**Brief:** Return every line of the records below verbatim, with no pictures in the copy.

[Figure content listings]
>> START

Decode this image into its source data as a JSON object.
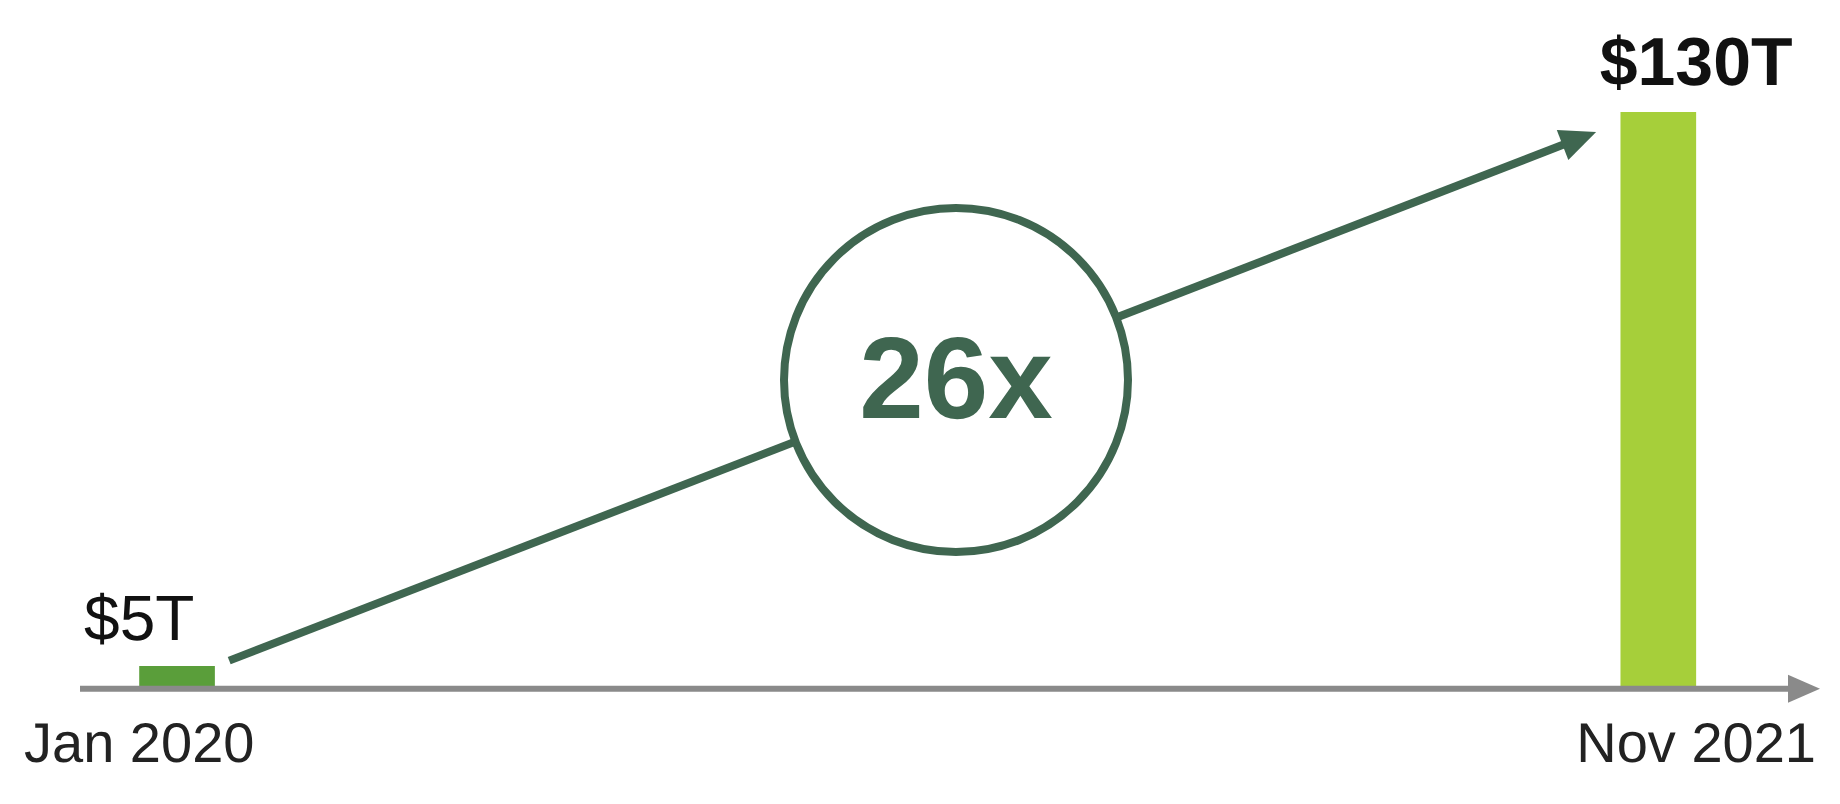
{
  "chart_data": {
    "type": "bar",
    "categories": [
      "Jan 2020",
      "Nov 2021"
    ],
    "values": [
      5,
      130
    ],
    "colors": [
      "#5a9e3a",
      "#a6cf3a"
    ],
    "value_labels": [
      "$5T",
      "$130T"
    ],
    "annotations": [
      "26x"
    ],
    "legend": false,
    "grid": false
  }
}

>> END

**Solution for this exercise:**
Decode this image into its source data as a JSON object.
{
  "chart_data": {
    "type": "bar",
    "categories": [
      "Jan 2020",
      "Nov 2021"
    ],
    "values": [
      5,
      130
    ],
    "colors": [
      "#5a9e3a",
      "#a6cf3a"
    ],
    "value_labels": [
      "$5T",
      "$130T"
    ],
    "annotations": [
      "26x"
    ],
    "legend": false,
    "grid": false
  }
}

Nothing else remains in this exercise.